■ Given problem:
Repeat the material below word for word and leave out all pictures.

Begin Data for this exercise

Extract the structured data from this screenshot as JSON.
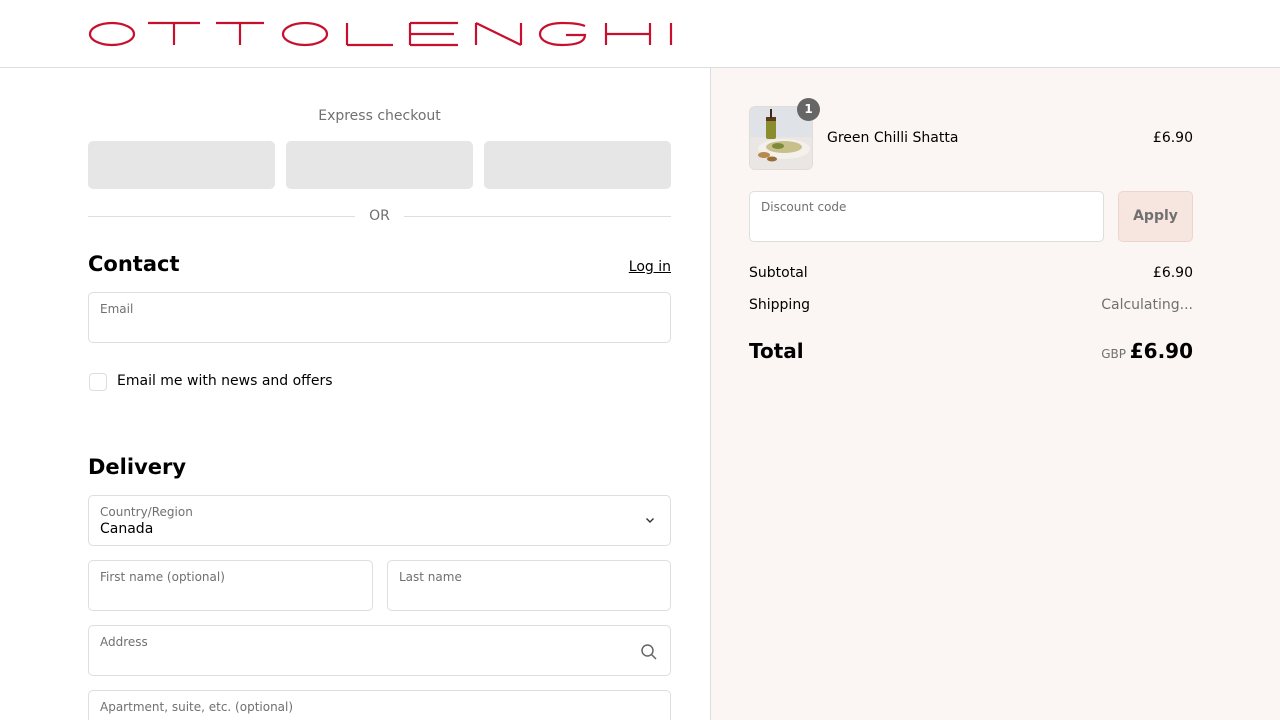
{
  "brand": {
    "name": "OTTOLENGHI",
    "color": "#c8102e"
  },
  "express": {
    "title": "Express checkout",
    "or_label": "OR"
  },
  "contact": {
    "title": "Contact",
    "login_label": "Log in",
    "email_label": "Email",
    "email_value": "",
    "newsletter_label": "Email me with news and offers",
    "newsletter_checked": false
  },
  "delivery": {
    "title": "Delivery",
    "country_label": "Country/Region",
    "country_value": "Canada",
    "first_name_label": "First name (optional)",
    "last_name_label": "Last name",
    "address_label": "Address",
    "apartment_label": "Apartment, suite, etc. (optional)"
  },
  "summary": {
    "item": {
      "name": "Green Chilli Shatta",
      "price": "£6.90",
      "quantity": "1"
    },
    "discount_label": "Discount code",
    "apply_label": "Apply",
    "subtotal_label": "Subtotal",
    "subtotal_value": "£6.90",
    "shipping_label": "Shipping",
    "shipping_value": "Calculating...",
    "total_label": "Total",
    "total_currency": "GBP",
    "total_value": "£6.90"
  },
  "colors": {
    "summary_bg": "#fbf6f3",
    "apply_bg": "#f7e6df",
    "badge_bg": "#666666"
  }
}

End Data for this exercise

■ Result for this task:
Extract the structured data from this screenshot as JSON.
{
  "brand": {
    "name": "OTTOLENGHI",
    "color": "#c8102e"
  },
  "express": {
    "title": "Express checkout",
    "or_label": "OR"
  },
  "contact": {
    "title": "Contact",
    "login_label": "Log in",
    "email_label": "Email",
    "email_value": "",
    "newsletter_label": "Email me with news and offers",
    "newsletter_checked": false
  },
  "delivery": {
    "title": "Delivery",
    "country_label": "Country/Region",
    "country_value": "Canada",
    "first_name_label": "First name (optional)",
    "last_name_label": "Last name",
    "address_label": "Address",
    "apartment_label": "Apartment, suite, etc. (optional)"
  },
  "summary": {
    "item": {
      "name": "Green Chilli Shatta",
      "price": "£6.90",
      "quantity": "1"
    },
    "discount_label": "Discount code",
    "apply_label": "Apply",
    "subtotal_label": "Subtotal",
    "subtotal_value": "£6.90",
    "shipping_label": "Shipping",
    "shipping_value": "Calculating...",
    "total_label": "Total",
    "total_currency": "GBP",
    "total_value": "£6.90"
  },
  "colors": {
    "summary_bg": "#fbf6f3",
    "apply_bg": "#f7e6df",
    "badge_bg": "#666666"
  }
}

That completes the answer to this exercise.